— Record set —
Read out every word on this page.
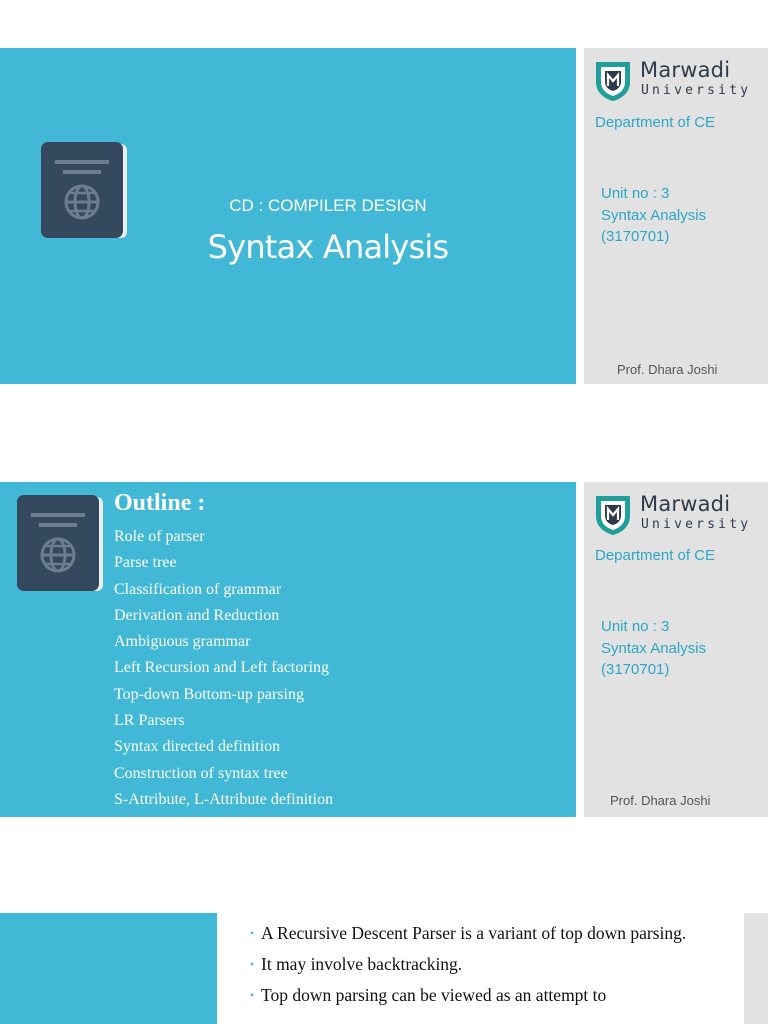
CD : COMPILER DESIGN
Syntax Analysis
Marwadi
University
Department of CE
Unit no : 3
Syntax Analysis
(3170701)
Prof. Dhara Joshi
Outline :
Role of parser
Parse tree
Classification of grammar
Derivation and Reduction
Ambiguous grammar
Left Recursion and Left factoring
Top-down Bottom-up parsing
LR Parsers
Syntax directed definition
Construction of syntax tree
S-Attribute, L-Attribute definition
Marwadi
University
Department of CE
Unit no : 3
Syntax Analysis
(3170701)
Prof. Dhara Joshi
• A Recursive Descent Parser is a variant of top down parsing.
• It may involve backtracking.
• Top down parsing can be viewed as an attempt to
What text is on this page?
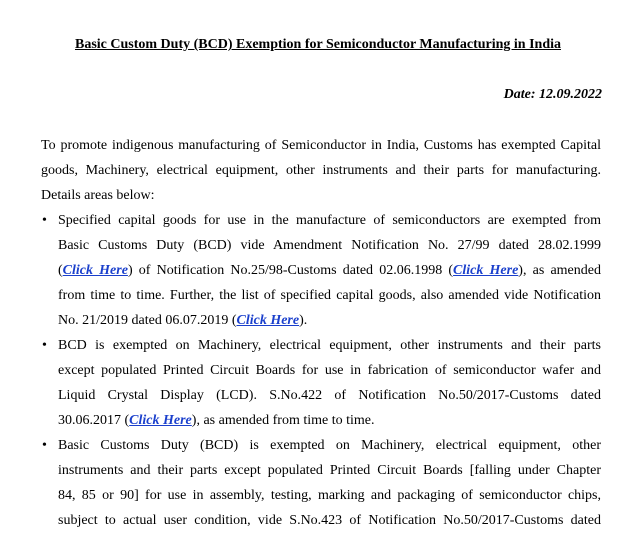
Basic Custom Duty (BCD) Exemption for Semiconductor Manufacturing in India
Date: 12.09.2022
To promote indigenous manufacturing of Semiconductor in India, Customs has exempted Capital
goods, Machinery, electrical equipment, other instruments and their parts for manufacturing.
Details areas below:
• Specified capital goods for use in the manufacture of semiconductors are exempted from
Basic Customs Duty (BCD) vide Amendment Notification No. 27/99 dated 28.02.1999
(Click Here) of Notification No.25/98-Customs dated 02.06.1998 (Click Here), as amended
from time to time. Further, the list of specified capital goods, also amended vide Notification
No. 21/2019 dated 06.07.2019 (Click Here).
• BCD is exempted on Machinery, electrical equipment, other instruments and their parts
except populated Printed Circuit Boards for use in fabrication of semiconductor wafer and
Liquid Crystal Display (LCD). S.No.422 of Notification No.50/2017-Customs dated
30.06.2017 (Click Here), as amended from time to time.
• Basic Customs Duty (BCD) is exempted on Machinery, electrical equipment, other
instruments and their parts except populated Printed Circuit Boards [falling under Chapter
84, 85 or 90] for use in assembly, testing, marking and packaging of semiconductor chips,
subject to actual user condition, vide S.No.423 of Notification No.50/2017-Customs dated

— Exercise task —
Pull every line containing the word "dated" out of the entries above.

— Exercise response —
Basic Customs Duty (BCD) vide Amendment Notification No. 27/99 dated 28.02.1999
(Click Here) of Notification No.25/98-Customs dated 02.06.1998 (Click Here), as amended
No. 21/2019 dated 06.07.2019 (Click Here).
Liquid Crystal Display (LCD). S.No.422 of Notification No.50/2017-Customs dated
subject to actual user condition, vide S.No.423 of Notification No.50/2017-Customs dated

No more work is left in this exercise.